Data listing
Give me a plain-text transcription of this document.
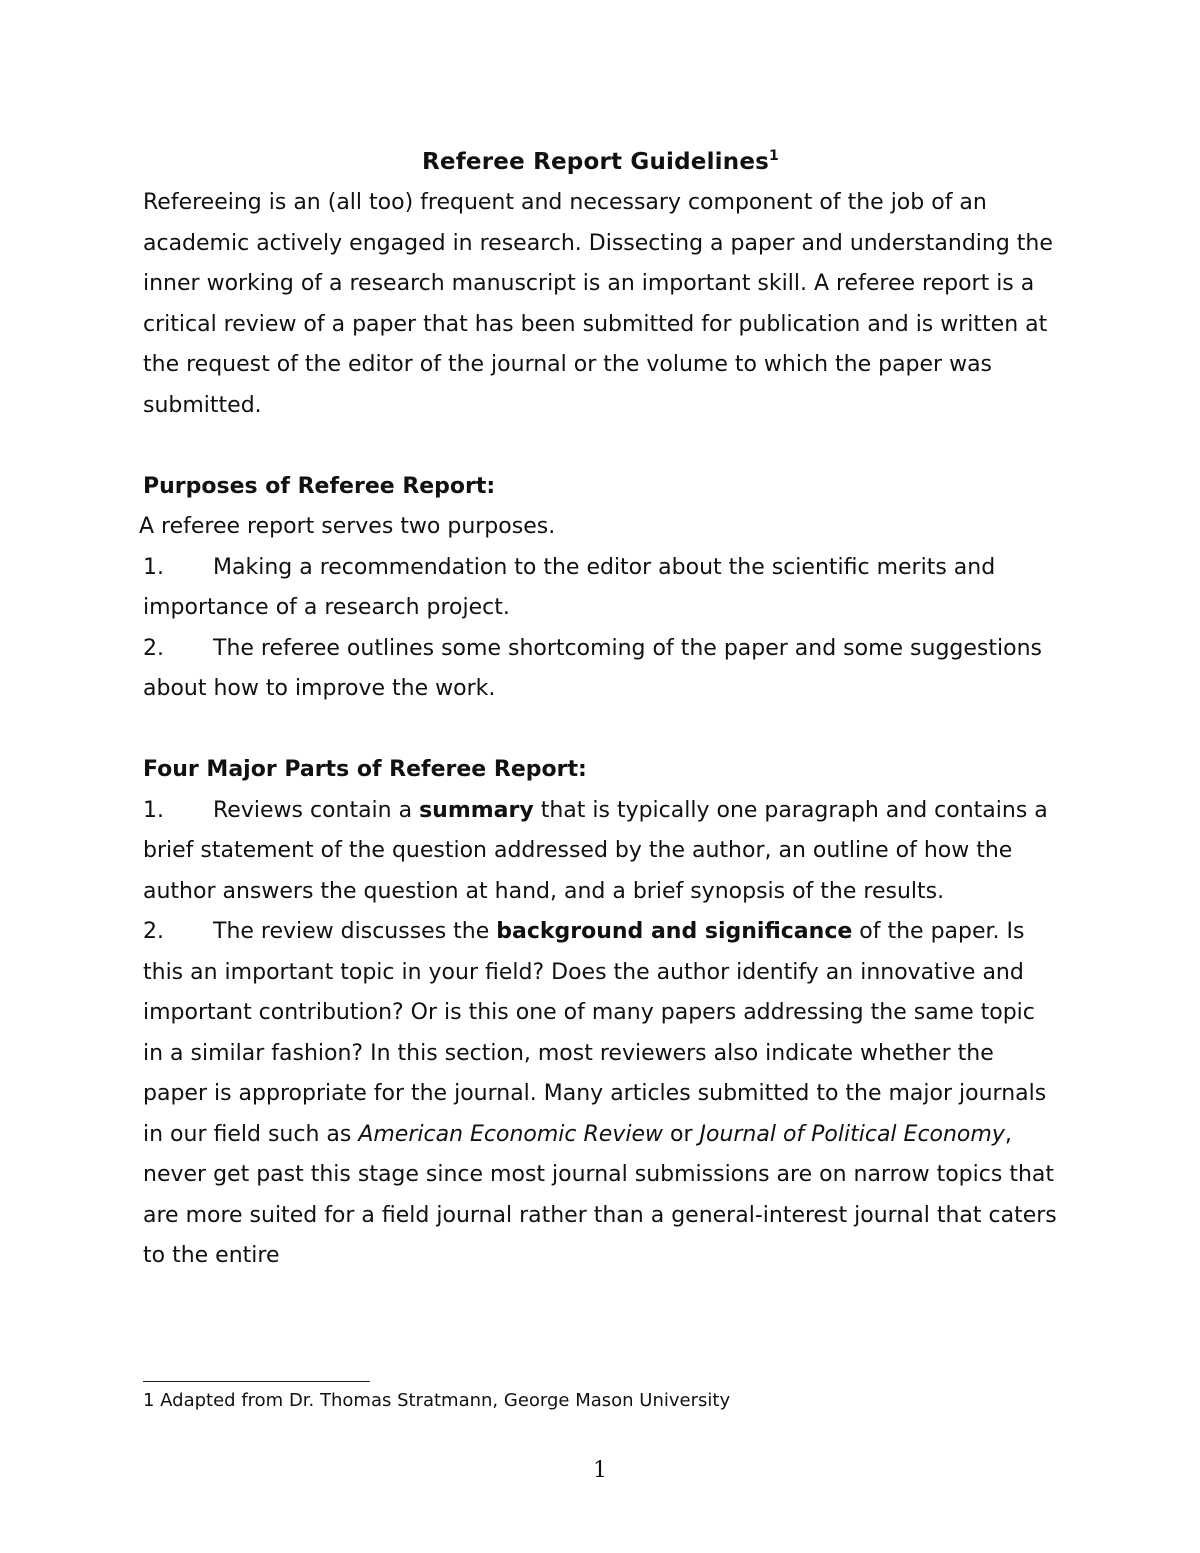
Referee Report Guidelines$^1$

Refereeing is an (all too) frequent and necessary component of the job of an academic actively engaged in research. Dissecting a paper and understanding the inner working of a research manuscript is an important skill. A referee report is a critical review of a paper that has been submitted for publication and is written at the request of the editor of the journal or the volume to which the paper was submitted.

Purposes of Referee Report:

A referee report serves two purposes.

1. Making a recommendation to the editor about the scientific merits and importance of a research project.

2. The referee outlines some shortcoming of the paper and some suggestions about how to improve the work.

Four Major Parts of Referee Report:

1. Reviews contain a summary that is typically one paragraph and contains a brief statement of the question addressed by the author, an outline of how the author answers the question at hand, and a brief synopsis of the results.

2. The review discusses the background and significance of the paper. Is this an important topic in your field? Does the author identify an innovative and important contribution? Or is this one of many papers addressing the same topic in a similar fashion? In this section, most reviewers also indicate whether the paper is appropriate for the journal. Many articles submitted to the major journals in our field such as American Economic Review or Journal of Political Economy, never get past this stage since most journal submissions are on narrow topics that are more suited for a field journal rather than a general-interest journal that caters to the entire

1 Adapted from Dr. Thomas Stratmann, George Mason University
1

...

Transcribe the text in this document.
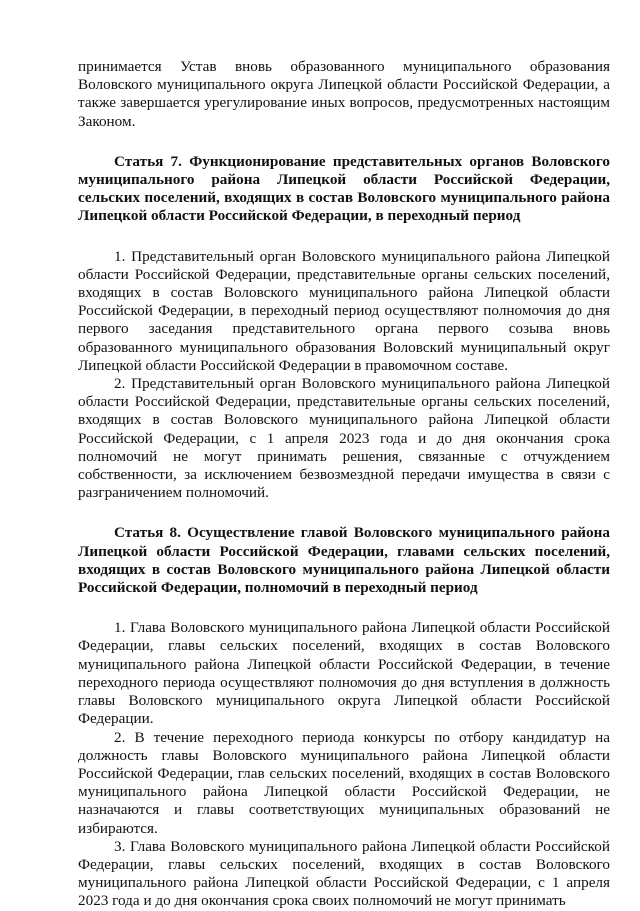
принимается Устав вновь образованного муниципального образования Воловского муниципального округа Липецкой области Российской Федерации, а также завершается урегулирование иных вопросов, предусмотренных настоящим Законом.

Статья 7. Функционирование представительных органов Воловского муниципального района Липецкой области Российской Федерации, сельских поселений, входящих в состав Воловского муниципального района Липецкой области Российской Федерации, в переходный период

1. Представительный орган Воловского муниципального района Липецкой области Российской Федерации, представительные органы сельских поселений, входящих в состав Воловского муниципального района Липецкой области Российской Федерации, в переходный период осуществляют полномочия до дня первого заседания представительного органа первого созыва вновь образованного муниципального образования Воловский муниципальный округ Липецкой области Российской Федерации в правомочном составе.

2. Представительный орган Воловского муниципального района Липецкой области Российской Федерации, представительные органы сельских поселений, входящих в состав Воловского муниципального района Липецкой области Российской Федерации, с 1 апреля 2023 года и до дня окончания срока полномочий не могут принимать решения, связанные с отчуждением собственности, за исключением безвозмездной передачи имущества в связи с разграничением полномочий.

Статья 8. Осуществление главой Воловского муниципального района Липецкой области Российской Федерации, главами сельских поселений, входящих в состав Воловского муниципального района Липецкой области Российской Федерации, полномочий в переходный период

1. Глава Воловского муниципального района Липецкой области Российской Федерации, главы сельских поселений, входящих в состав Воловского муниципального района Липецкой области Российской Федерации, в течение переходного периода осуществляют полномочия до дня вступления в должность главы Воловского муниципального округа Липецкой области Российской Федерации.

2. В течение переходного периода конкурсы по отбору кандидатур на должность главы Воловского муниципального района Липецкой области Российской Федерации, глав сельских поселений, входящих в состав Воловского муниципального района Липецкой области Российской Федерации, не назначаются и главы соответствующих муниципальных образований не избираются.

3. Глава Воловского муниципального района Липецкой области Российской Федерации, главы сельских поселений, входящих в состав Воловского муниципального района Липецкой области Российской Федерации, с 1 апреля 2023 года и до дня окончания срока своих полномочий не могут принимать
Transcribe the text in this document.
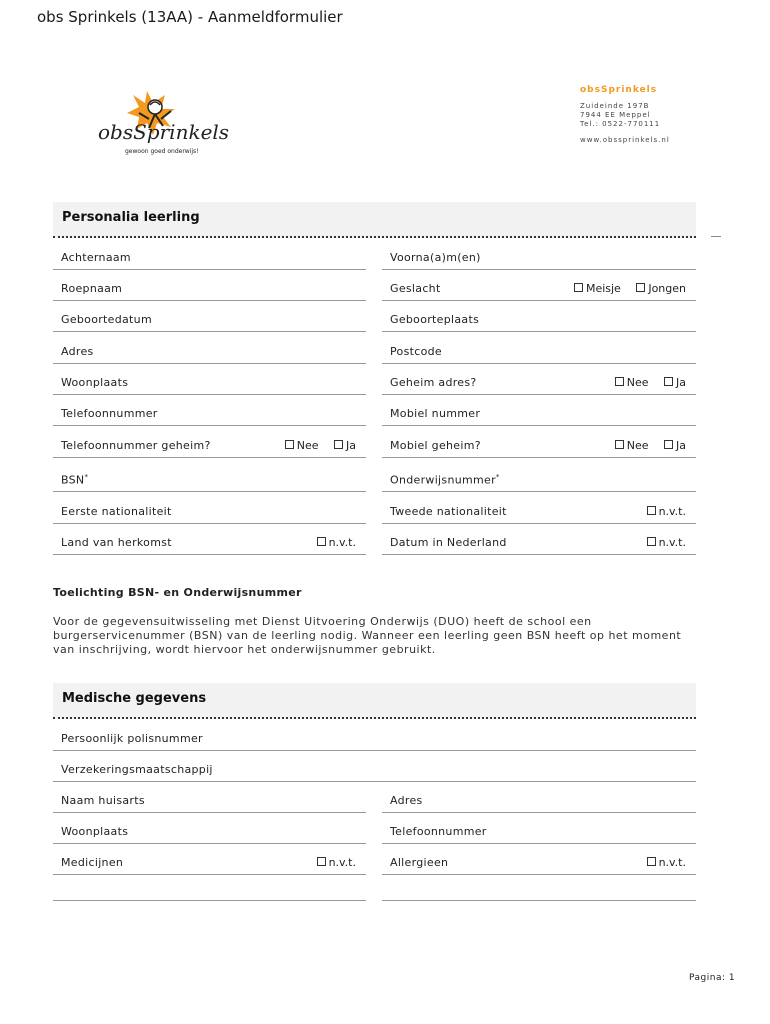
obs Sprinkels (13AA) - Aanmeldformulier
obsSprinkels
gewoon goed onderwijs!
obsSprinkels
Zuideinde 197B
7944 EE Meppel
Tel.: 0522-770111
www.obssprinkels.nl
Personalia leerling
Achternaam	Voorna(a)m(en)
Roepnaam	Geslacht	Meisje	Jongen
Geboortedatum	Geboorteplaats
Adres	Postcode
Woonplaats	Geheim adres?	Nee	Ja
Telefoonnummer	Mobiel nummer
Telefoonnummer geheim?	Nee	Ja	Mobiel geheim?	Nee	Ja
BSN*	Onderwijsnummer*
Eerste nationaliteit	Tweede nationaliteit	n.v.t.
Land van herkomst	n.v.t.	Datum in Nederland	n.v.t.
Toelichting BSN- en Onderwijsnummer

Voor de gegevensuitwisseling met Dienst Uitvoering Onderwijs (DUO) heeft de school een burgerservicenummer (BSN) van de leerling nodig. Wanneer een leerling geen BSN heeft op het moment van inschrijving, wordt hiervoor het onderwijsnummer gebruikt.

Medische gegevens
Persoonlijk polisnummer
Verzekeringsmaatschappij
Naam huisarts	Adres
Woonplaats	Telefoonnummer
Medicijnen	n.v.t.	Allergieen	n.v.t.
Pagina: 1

---

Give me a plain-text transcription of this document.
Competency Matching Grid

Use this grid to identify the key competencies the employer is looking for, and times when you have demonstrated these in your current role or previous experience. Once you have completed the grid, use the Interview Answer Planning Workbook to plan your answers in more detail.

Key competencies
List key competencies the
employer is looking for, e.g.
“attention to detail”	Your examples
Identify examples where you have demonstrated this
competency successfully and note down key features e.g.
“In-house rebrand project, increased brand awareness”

YOUR GOAL: Each line in the material either holds the string "Mobiel" or does not. State how many do, and nothing else.

EXERCISE ANSWER: 2